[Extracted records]
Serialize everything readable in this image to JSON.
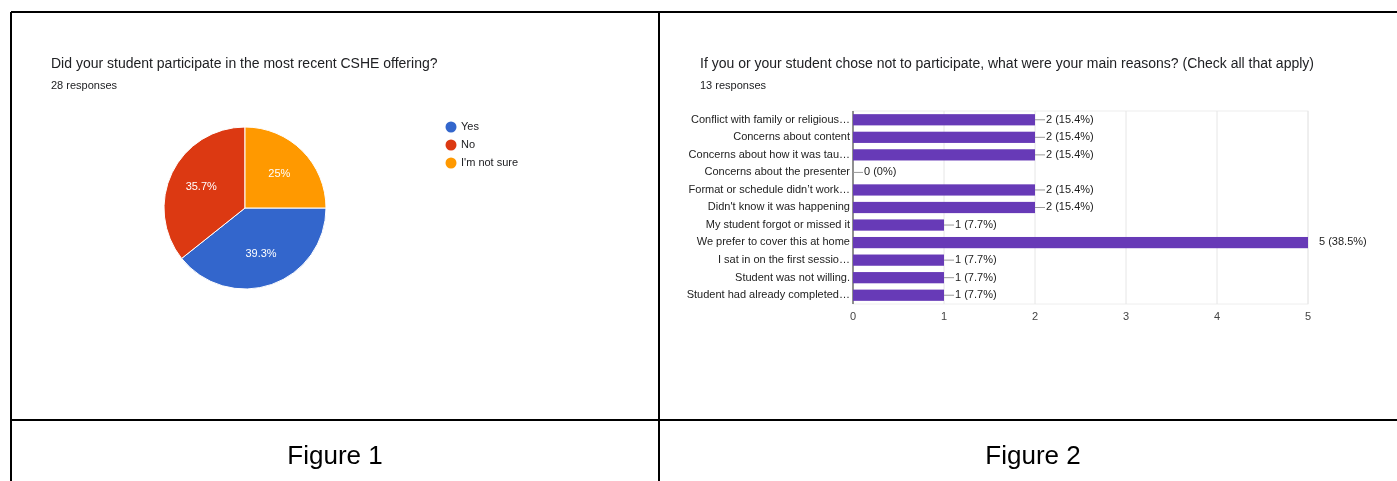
{
  "chart_data": [
    {
      "type": "pie",
      "title": "Did your student participate in the most recent CSHE offering?",
      "subtitle": "28 responses",
      "categories": [
        "Yes",
        "No",
        "I'm not sure"
      ],
      "values": [
        39.3,
        35.7,
        25
      ],
      "colors": [
        "#3366cc",
        "#dc3912",
        "#ff9900"
      ],
      "value_labels": [
        "39.3%",
        "35.7%",
        "25%"
      ],
      "legend": "right",
      "annotations": [
        "Figure 1"
      ]
    },
    {
      "type": "bar",
      "orientation": "horizontal",
      "title": "If you or your student chose not to participate, what were your main reasons? (Check all that apply)",
      "subtitle": "13 responses",
      "categories": [
        "Conflict with family or religious…",
        "Concerns about content",
        "Concerns about how it was tau…",
        "Concerns about the presenter",
        "Format or schedule didn’t work…",
        "Didn't know it was happening",
        "My student forgot or missed it",
        "We prefer to cover this at home",
        "I sat in on the first sessio…",
        "Student was not willing.",
        "Student had already completed…"
      ],
      "values": [
        2,
        2,
        2,
        0,
        2,
        2,
        1,
        5,
        1,
        1,
        1
      ],
      "color": "#673ab7",
      "value_labels": [
        "2 (15.4%)",
        "2 (15.4%)",
        "2 (15.4%)",
        "0 (0%)",
        "2 (15.4%)",
        "2 (15.4%)",
        "1 (7.7%)",
        "5 (38.5%)",
        "1 (7.7%)",
        "1 (7.7%)",
        "1 (7.7%)"
      ],
      "xlim": [
        0,
        5
      ],
      "xticks": [
        0,
        1,
        2,
        3,
        4,
        5
      ],
      "grid": "x",
      "annotations": [
        "Figure 2"
      ]
    }
  ]
}
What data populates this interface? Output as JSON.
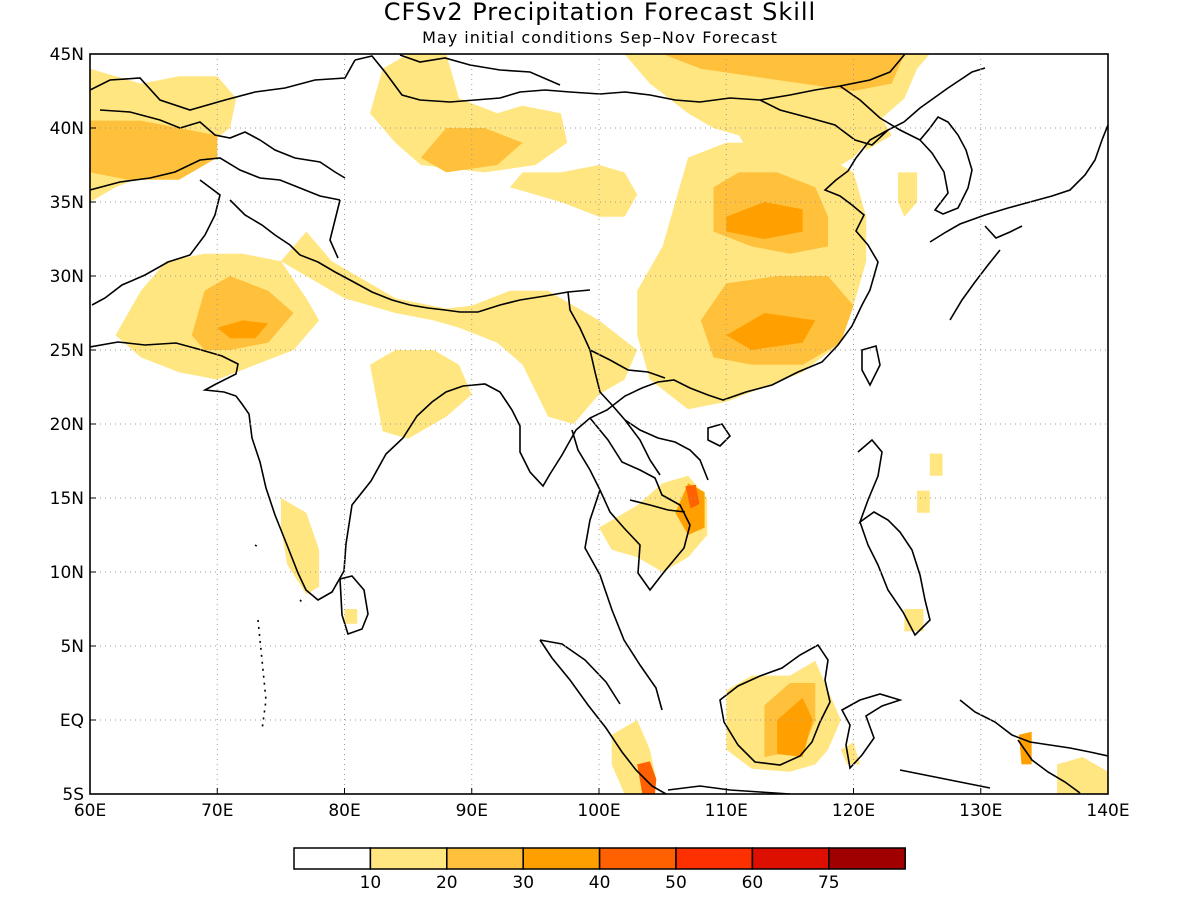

◆ **THE TASK**:
Give the material again exactly as it is, but keep the pictures out.

◆ **ANSWER TO THIS PROBLEM**:
Serialize everything readable in this image to JSON.
{
  "chart_data": [
    {
      "type": "pie",
      "title": "Did your student participate in the most recent CSHE offering?",
      "subtitle": "28 responses",
      "categories": [
        "Yes",
        "No",
        "I'm not sure"
      ],
      "values": [
        39.3,
        35.7,
        25
      ],
      "colors": [
        "#3366cc",
        "#dc3912",
        "#ff9900"
      ],
      "value_labels": [
        "39.3%",
        "35.7%",
        "25%"
      ],
      "legend": "right",
      "annotations": [
        "Figure 1"
      ]
    },
    {
      "type": "bar",
      "orientation": "horizontal",
      "title": "If you or your student chose not to participate, what were your main reasons? (Check all that apply)",
      "subtitle": "13 responses",
      "categories": [
        "Conflict with family or religious…",
        "Concerns about content",
        "Concerns about how it was tau…",
        "Concerns about the presenter",
        "Format or schedule didn’t work…",
        "Didn't know it was happening",
        "My student forgot or missed it",
        "We prefer to cover this at home",
        "I sat in on the first sessio…",
        "Student was not willing.",
        "Student had already completed…"
      ],
      "values": [
        2,
        2,
        2,
        0,
        2,
        2,
        1,
        5,
        1,
        1,
        1
      ],
      "color": "#673ab7",
      "value_labels": [
        "2 (15.4%)",
        "2 (15.4%)",
        "2 (15.4%)",
        "0 (0%)",
        "2 (15.4%)",
        "2 (15.4%)",
        "1 (7.7%)",
        "5 (38.5%)",
        "1 (7.7%)",
        "1 (7.7%)",
        "1 (7.7%)"
      ],
      "xlim": [
        0,
        5
      ],
      "xticks": [
        0,
        1,
        2,
        3,
        4,
        5
      ],
      "grid": "x",
      "annotations": [
        "Figure 2"
      ]
    }
  ]
}
What data populates this interface? Output as JSON.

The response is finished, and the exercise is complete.